● **Texto selecionado**:
####
Os sintomas da bulimia nervosa são sinais comportamentais, psicológicos e físicos que tendem a aparecer combinados. Um dos principais deles são os métodos compensatórios, sendo o mais corriqueiro o vômito. A pessoa bulímica tem o hábito de ir ao banheiro sempre depois das refeição. Além disso, também pode apresentar obsessão por atividades físicas, por queima de calorias e dietas restritivas. Entre os sinais físicos, estão mudanças constantes de peso, sensação de inchaço, de fadiga, desmaios e tonturas.
Algumas consequências da bulimia também podem ser vistas como sinais, apesar de aparecerem quando a doença já s encontra em estágio avançado. Elas incluem erosão dentária e complicações bucais, desidratação, gastrite e esofagite, danos ao intestino grosso e até parada cardiorrespiratória, causada pela perda de potássio.
3. Quais são as causas?
Segundo a Organização Mundial da Saúde, cerca de 10% dos jovens brasileiros sofrem com distúrbios alimentares. Em São Paulo, uma pesquisa realizada pela Secretaria do Estado da Saúde mostrou que 77% das jovens estão propensas a ter algum tipo de transtorno alimentar.
####
Registros extraídos de um conjunto de dados:

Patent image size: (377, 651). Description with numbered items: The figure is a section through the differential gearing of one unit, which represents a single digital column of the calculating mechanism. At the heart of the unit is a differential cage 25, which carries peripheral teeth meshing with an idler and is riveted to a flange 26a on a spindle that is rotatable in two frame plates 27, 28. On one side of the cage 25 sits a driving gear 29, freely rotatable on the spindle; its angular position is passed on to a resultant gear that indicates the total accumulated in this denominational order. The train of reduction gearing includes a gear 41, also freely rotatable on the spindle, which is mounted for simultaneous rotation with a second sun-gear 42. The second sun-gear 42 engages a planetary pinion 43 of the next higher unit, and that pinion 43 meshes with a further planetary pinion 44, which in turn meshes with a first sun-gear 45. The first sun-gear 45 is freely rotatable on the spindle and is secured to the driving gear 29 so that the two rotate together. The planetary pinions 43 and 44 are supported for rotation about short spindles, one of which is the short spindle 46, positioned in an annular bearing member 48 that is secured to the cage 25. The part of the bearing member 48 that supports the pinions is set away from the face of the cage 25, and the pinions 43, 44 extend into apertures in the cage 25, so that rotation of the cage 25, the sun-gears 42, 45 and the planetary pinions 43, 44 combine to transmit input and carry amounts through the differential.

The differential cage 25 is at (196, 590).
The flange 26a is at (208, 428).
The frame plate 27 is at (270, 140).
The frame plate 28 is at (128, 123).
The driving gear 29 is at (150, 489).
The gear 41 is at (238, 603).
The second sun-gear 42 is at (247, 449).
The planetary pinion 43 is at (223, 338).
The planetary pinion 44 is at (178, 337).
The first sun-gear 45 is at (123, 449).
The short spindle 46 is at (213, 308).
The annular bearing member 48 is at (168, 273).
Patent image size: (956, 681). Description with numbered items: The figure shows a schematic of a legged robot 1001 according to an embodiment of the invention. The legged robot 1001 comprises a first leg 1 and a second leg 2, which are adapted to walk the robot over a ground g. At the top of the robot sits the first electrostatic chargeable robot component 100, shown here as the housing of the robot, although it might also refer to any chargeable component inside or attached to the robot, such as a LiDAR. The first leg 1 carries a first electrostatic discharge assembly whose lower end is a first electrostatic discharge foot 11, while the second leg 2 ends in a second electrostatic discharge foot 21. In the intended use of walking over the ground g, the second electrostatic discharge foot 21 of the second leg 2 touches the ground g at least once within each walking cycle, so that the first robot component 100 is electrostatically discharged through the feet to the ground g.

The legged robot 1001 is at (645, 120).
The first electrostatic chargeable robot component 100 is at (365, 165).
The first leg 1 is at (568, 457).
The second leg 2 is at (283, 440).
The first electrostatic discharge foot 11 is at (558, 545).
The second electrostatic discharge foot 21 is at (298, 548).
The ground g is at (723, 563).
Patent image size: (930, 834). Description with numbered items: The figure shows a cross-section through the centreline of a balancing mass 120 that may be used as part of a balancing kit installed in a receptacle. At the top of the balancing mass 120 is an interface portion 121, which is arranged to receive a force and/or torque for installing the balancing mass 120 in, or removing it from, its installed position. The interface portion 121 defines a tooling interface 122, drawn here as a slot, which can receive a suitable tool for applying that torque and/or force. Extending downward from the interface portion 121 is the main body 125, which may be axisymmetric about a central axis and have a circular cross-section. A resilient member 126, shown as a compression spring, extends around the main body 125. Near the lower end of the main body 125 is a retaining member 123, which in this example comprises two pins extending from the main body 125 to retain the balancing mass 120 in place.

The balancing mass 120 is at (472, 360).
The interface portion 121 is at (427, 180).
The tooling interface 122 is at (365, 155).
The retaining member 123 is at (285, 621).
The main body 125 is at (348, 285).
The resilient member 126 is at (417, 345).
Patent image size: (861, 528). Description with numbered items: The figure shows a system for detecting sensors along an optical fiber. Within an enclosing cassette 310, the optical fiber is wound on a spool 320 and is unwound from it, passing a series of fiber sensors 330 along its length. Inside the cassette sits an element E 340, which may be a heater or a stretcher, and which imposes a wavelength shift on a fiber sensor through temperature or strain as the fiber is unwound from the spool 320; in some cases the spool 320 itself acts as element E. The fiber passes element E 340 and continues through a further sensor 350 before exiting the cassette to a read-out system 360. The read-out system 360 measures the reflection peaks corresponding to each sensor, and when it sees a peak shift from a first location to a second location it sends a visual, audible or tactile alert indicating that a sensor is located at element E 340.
####
Retome o texto sobre bulimia nervosa a partir do ponto em que ele para e dê continuidade a ele. Os registros não são necessários para esta tarefa.

A bulimia é um transtorno multifatorial, que pode ser social, cultural, ambiental ou de predisposição genética. No campo social, o uso das redes sociais, que já é associado à depressão e ansiedade, também está ligado ao agravamento de transtornos alimentares. Apesar de nos últimos anos o cenário ter mudado, muito por causa de movimentos importantes como o do #CorpoLivre, as redes, especialmente o Instagram, ainda são um ambiente em que a busca por um padrão de corpo irreal é constantemente reforçada e o culto a magreza é incentivado. Segundo pesquisa TIC Kids Online, de 2018, realizada pelo Comitê Gestor da Internet no Brasil, uma em cada quatro meninas de 11 a 17 anos afirmou já ter entrado em contato com conteúdos na internet sobre como ficar muito magra.
Apesar de estudos sobre o tema ainda estarem em andamento, pesquisadores e psicólogos acreditam que os transtornos alimentares tenham se agravado durante a quarentena. “A pandemia de coronavírus causou disfunções em nosso organismo com a mudança da rotina, o tempo vago, o excesso de informações negativas em relação a doença”, alerta o psicólogo Fabiano de Abreu.
4. A bulimia é também um transtorno mental?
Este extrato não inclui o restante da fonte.